*Direction*: Transcribe all the records exactly and omit any images they hold.

*Data supplied*:
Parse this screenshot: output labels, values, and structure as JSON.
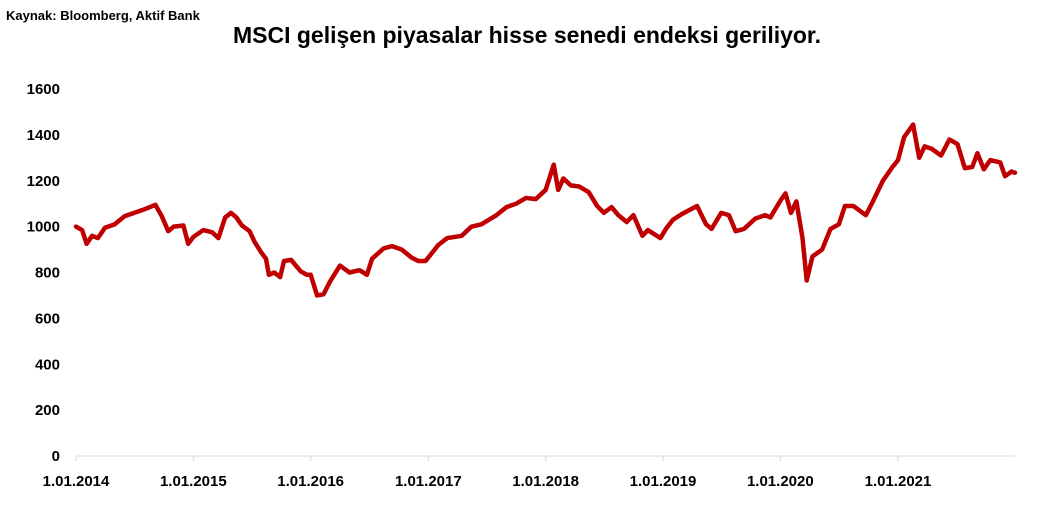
{
  "source": "Kaynak: Bloomberg, Aktif Bank",
  "title": "MSCI gelişen piyasalar hisse senedi endeksi geriliyor.",
  "colors": {
    "series": "#c00000",
    "axis": "#d9d9d9",
    "text": "#000000"
  },
  "chart_data": {
    "type": "line",
    "title": "MSCI gelişen piyasalar hisse senedi endeksi geriliyor.",
    "xlabel": "",
    "ylabel": "",
    "ylim": [
      0,
      1600
    ],
    "yticks": [
      0,
      200,
      400,
      600,
      800,
      1000,
      1200,
      1400,
      1600
    ],
    "xlim": [
      "2014-01-01",
      "2021-12-31"
    ],
    "xticks": [
      "1.01.2014",
      "1.01.2015",
      "1.01.2016",
      "1.01.2017",
      "1.01.2018",
      "1.01.2019",
      "1.01.2020",
      "1.01.2021"
    ],
    "grid": false,
    "legend": "none",
    "series": [
      {
        "points": [
          [
            "2014-01-01",
            1000
          ],
          [
            "2014-01-20",
            985
          ],
          [
            "2014-02-03",
            925
          ],
          [
            "2014-02-20",
            960
          ],
          [
            "2014-03-10",
            950
          ],
          [
            "2014-04-01",
            995
          ],
          [
            "2014-05-01",
            1010
          ],
          [
            "2014-06-01",
            1045
          ],
          [
            "2014-07-01",
            1060
          ],
          [
            "2014-08-01",
            1075
          ],
          [
            "2014-09-05",
            1095
          ],
          [
            "2014-09-25",
            1045
          ],
          [
            "2014-10-15",
            980
          ],
          [
            "2014-11-01",
            1000
          ],
          [
            "2014-12-01",
            1005
          ],
          [
            "2014-12-16",
            925
          ],
          [
            "2015-01-01",
            955
          ],
          [
            "2015-02-01",
            985
          ],
          [
            "2015-03-01",
            975
          ],
          [
            "2015-03-20",
            950
          ],
          [
            "2015-04-10",
            1040
          ],
          [
            "2015-04-28",
            1060
          ],
          [
            "2015-05-15",
            1040
          ],
          [
            "2015-06-01",
            1005
          ],
          [
            "2015-06-25",
            980
          ],
          [
            "2015-07-10",
            935
          ],
          [
            "2015-07-30",
            890
          ],
          [
            "2015-08-15",
            860
          ],
          [
            "2015-08-24",
            790
          ],
          [
            "2015-09-10",
            800
          ],
          [
            "2015-09-28",
            780
          ],
          [
            "2015-10-10",
            850
          ],
          [
            "2015-11-01",
            855
          ],
          [
            "2015-12-01",
            805
          ],
          [
            "2015-12-20",
            790
          ],
          [
            "2016-01-01",
            790
          ],
          [
            "2016-01-21",
            700
          ],
          [
            "2016-02-10",
            705
          ],
          [
            "2016-03-01",
            760
          ],
          [
            "2016-04-01",
            830
          ],
          [
            "2016-05-01",
            800
          ],
          [
            "2016-06-01",
            810
          ],
          [
            "2016-06-24",
            790
          ],
          [
            "2016-07-10",
            860
          ],
          [
            "2016-08-15",
            905
          ],
          [
            "2016-09-10",
            915
          ],
          [
            "2016-10-10",
            900
          ],
          [
            "2016-11-10",
            865
          ],
          [
            "2016-12-01",
            850
          ],
          [
            "2016-12-23",
            850
          ],
          [
            "2017-01-01",
            865
          ],
          [
            "2017-02-01",
            920
          ],
          [
            "2017-03-01",
            950
          ],
          [
            "2017-04-15",
            960
          ],
          [
            "2017-05-15",
            1000
          ],
          [
            "2017-06-15",
            1010
          ],
          [
            "2017-08-01",
            1050
          ],
          [
            "2017-09-01",
            1085
          ],
          [
            "2017-10-01",
            1100
          ],
          [
            "2017-11-01",
            1125
          ],
          [
            "2017-12-01",
            1120
          ],
          [
            "2018-01-01",
            1160
          ],
          [
            "2018-01-26",
            1270
          ],
          [
            "2018-02-09",
            1160
          ],
          [
            "2018-02-25",
            1210
          ],
          [
            "2018-03-20",
            1180
          ],
          [
            "2018-04-15",
            1175
          ],
          [
            "2018-05-15",
            1150
          ],
          [
            "2018-06-10",
            1090
          ],
          [
            "2018-07-01",
            1060
          ],
          [
            "2018-07-25",
            1085
          ],
          [
            "2018-08-15",
            1050
          ],
          [
            "2018-09-10",
            1020
          ],
          [
            "2018-10-01",
            1050
          ],
          [
            "2018-10-29",
            960
          ],
          [
            "2018-11-15",
            985
          ],
          [
            "2018-12-24",
            950
          ],
          [
            "2019-01-10",
            990
          ],
          [
            "2019-02-01",
            1030
          ],
          [
            "2019-03-01",
            1055
          ],
          [
            "2019-04-17",
            1090
          ],
          [
            "2019-05-15",
            1010
          ],
          [
            "2019-06-01",
            990
          ],
          [
            "2019-07-01",
            1060
          ],
          [
            "2019-07-25",
            1050
          ],
          [
            "2019-08-15",
            980
          ],
          [
            "2019-09-10",
            990
          ],
          [
            "2019-10-15",
            1035
          ],
          [
            "2019-11-15",
            1050
          ],
          [
            "2019-12-01",
            1040
          ],
          [
            "2020-01-02",
            1115
          ],
          [
            "2020-01-17",
            1145
          ],
          [
            "2020-02-03",
            1060
          ],
          [
            "2020-02-20",
            1110
          ],
          [
            "2020-03-10",
            950
          ],
          [
            "2020-03-23",
            765
          ],
          [
            "2020-04-10",
            870
          ],
          [
            "2020-05-10",
            900
          ],
          [
            "2020-06-05",
            990
          ],
          [
            "2020-07-01",
            1010
          ],
          [
            "2020-07-20",
            1090
          ],
          [
            "2020-08-15",
            1090
          ],
          [
            "2020-09-23",
            1050
          ],
          [
            "2020-10-15",
            1110
          ],
          [
            "2020-11-15",
            1200
          ],
          [
            "2020-12-15",
            1260
          ],
          [
            "2021-01-01",
            1290
          ],
          [
            "2021-01-20",
            1390
          ],
          [
            "2021-02-17",
            1445
          ],
          [
            "2021-03-08",
            1300
          ],
          [
            "2021-03-25",
            1350
          ],
          [
            "2021-04-15",
            1340
          ],
          [
            "2021-05-15",
            1310
          ],
          [
            "2021-06-10",
            1380
          ],
          [
            "2021-07-05",
            1360
          ],
          [
            "2021-07-28",
            1255
          ],
          [
            "2021-08-20",
            1260
          ],
          [
            "2021-09-05",
            1320
          ],
          [
            "2021-09-25",
            1250
          ],
          [
            "2021-10-15",
            1290
          ],
          [
            "2021-11-15",
            1280
          ],
          [
            "2021-11-30",
            1220
          ],
          [
            "2021-12-20",
            1240
          ],
          [
            "2021-12-31",
            1235
          ]
        ]
      }
    ]
  }
}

*Task result*:
Parse this screenshot: output labels, values, and structure as JSON.
{
  "source": "Kaynak: Bloomberg, Aktif Bank",
  "title": "MSCI gelişen piyasalar hisse senedi endeksi geriliyor.",
  "colors": {
    "series": "#c00000",
    "axis": "#d9d9d9",
    "text": "#000000"
  },
  "chart_data": {
    "type": "line",
    "title": "MSCI gelişen piyasalar hisse senedi endeksi geriliyor.",
    "xlabel": "",
    "ylabel": "",
    "ylim": [
      0,
      1600
    ],
    "yticks": [
      0,
      200,
      400,
      600,
      800,
      1000,
      1200,
      1400,
      1600
    ],
    "xlim": [
      "2014-01-01",
      "2021-12-31"
    ],
    "xticks": [
      "1.01.2014",
      "1.01.2015",
      "1.01.2016",
      "1.01.2017",
      "1.01.2018",
      "1.01.2019",
      "1.01.2020",
      "1.01.2021"
    ],
    "grid": false,
    "legend": "none",
    "series": [
      {
        "points": [
          [
            "2014-01-01",
            1000
          ],
          [
            "2014-01-20",
            985
          ],
          [
            "2014-02-03",
            925
          ],
          [
            "2014-02-20",
            960
          ],
          [
            "2014-03-10",
            950
          ],
          [
            "2014-04-01",
            995
          ],
          [
            "2014-05-01",
            1010
          ],
          [
            "2014-06-01",
            1045
          ],
          [
            "2014-07-01",
            1060
          ],
          [
            "2014-08-01",
            1075
          ],
          [
            "2014-09-05",
            1095
          ],
          [
            "2014-09-25",
            1045
          ],
          [
            "2014-10-15",
            980
          ],
          [
            "2014-11-01",
            1000
          ],
          [
            "2014-12-01",
            1005
          ],
          [
            "2014-12-16",
            925
          ],
          [
            "2015-01-01",
            955
          ],
          [
            "2015-02-01",
            985
          ],
          [
            "2015-03-01",
            975
          ],
          [
            "2015-03-20",
            950
          ],
          [
            "2015-04-10",
            1040
          ],
          [
            "2015-04-28",
            1060
          ],
          [
            "2015-05-15",
            1040
          ],
          [
            "2015-06-01",
            1005
          ],
          [
            "2015-06-25",
            980
          ],
          [
            "2015-07-10",
            935
          ],
          [
            "2015-07-30",
            890
          ],
          [
            "2015-08-15",
            860
          ],
          [
            "2015-08-24",
            790
          ],
          [
            "2015-09-10",
            800
          ],
          [
            "2015-09-28",
            780
          ],
          [
            "2015-10-10",
            850
          ],
          [
            "2015-11-01",
            855
          ],
          [
            "2015-12-01",
            805
          ],
          [
            "2015-12-20",
            790
          ],
          [
            "2016-01-01",
            790
          ],
          [
            "2016-01-21",
            700
          ],
          [
            "2016-02-10",
            705
          ],
          [
            "2016-03-01",
            760
          ],
          [
            "2016-04-01",
            830
          ],
          [
            "2016-05-01",
            800
          ],
          [
            "2016-06-01",
            810
          ],
          [
            "2016-06-24",
            790
          ],
          [
            "2016-07-10",
            860
          ],
          [
            "2016-08-15",
            905
          ],
          [
            "2016-09-10",
            915
          ],
          [
            "2016-10-10",
            900
          ],
          [
            "2016-11-10",
            865
          ],
          [
            "2016-12-01",
            850
          ],
          [
            "2016-12-23",
            850
          ],
          [
            "2017-01-01",
            865
          ],
          [
            "2017-02-01",
            920
          ],
          [
            "2017-03-01",
            950
          ],
          [
            "2017-04-15",
            960
          ],
          [
            "2017-05-15",
            1000
          ],
          [
            "2017-06-15",
            1010
          ],
          [
            "2017-08-01",
            1050
          ],
          [
            "2017-09-01",
            1085
          ],
          [
            "2017-10-01",
            1100
          ],
          [
            "2017-11-01",
            1125
          ],
          [
            "2017-12-01",
            1120
          ],
          [
            "2018-01-01",
            1160
          ],
          [
            "2018-01-26",
            1270
          ],
          [
            "2018-02-09",
            1160
          ],
          [
            "2018-02-25",
            1210
          ],
          [
            "2018-03-20",
            1180
          ],
          [
            "2018-04-15",
            1175
          ],
          [
            "2018-05-15",
            1150
          ],
          [
            "2018-06-10",
            1090
          ],
          [
            "2018-07-01",
            1060
          ],
          [
            "2018-07-25",
            1085
          ],
          [
            "2018-08-15",
            1050
          ],
          [
            "2018-09-10",
            1020
          ],
          [
            "2018-10-01",
            1050
          ],
          [
            "2018-10-29",
            960
          ],
          [
            "2018-11-15",
            985
          ],
          [
            "2018-12-24",
            950
          ],
          [
            "2019-01-10",
            990
          ],
          [
            "2019-02-01",
            1030
          ],
          [
            "2019-03-01",
            1055
          ],
          [
            "2019-04-17",
            1090
          ],
          [
            "2019-05-15",
            1010
          ],
          [
            "2019-06-01",
            990
          ],
          [
            "2019-07-01",
            1060
          ],
          [
            "2019-07-25",
            1050
          ],
          [
            "2019-08-15",
            980
          ],
          [
            "2019-09-10",
            990
          ],
          [
            "2019-10-15",
            1035
          ],
          [
            "2019-11-15",
            1050
          ],
          [
            "2019-12-01",
            1040
          ],
          [
            "2020-01-02",
            1115
          ],
          [
            "2020-01-17",
            1145
          ],
          [
            "2020-02-03",
            1060
          ],
          [
            "2020-02-20",
            1110
          ],
          [
            "2020-03-10",
            950
          ],
          [
            "2020-03-23",
            765
          ],
          [
            "2020-04-10",
            870
          ],
          [
            "2020-05-10",
            900
          ],
          [
            "2020-06-05",
            990
          ],
          [
            "2020-07-01",
            1010
          ],
          [
            "2020-07-20",
            1090
          ],
          [
            "2020-08-15",
            1090
          ],
          [
            "2020-09-23",
            1050
          ],
          [
            "2020-10-15",
            1110
          ],
          [
            "2020-11-15",
            1200
          ],
          [
            "2020-12-15",
            1260
          ],
          [
            "2021-01-01",
            1290
          ],
          [
            "2021-01-20",
            1390
          ],
          [
            "2021-02-17",
            1445
          ],
          [
            "2021-03-08",
            1300
          ],
          [
            "2021-03-25",
            1350
          ],
          [
            "2021-04-15",
            1340
          ],
          [
            "2021-05-15",
            1310
          ],
          [
            "2021-06-10",
            1380
          ],
          [
            "2021-07-05",
            1360
          ],
          [
            "2021-07-28",
            1255
          ],
          [
            "2021-08-20",
            1260
          ],
          [
            "2021-09-05",
            1320
          ],
          [
            "2021-09-25",
            1250
          ],
          [
            "2021-10-15",
            1290
          ],
          [
            "2021-11-15",
            1280
          ],
          [
            "2021-11-30",
            1220
          ],
          [
            "2021-12-20",
            1240
          ],
          [
            "2021-12-31",
            1235
          ]
        ]
      }
    ]
  }
}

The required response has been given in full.